_Task_
Show every line that has the string "Maissau" in it.

──────────────────────────────

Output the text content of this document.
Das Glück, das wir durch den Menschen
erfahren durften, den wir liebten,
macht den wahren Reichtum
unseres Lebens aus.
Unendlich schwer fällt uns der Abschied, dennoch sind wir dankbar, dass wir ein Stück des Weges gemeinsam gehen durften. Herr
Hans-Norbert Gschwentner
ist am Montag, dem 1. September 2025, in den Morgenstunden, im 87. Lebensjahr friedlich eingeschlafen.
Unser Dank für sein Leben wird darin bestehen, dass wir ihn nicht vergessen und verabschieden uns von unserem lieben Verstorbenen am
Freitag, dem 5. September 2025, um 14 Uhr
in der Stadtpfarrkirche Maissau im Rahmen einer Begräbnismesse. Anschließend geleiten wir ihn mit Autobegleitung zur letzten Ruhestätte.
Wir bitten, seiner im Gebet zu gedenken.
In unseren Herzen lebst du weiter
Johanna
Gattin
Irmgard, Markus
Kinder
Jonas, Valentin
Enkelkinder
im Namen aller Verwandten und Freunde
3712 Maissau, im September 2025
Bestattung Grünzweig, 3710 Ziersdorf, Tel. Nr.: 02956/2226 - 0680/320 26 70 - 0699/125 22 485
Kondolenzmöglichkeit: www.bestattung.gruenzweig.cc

──────────────────────────────

_Reply to the task_
in der Stadtpfarrkirche Maissau im Rahmen einer Begräbnismesse. Anschließend geleiten wir ihn mit Autobegleitung zur letzten Ruhestätte.
3712 Maissau, im September 2025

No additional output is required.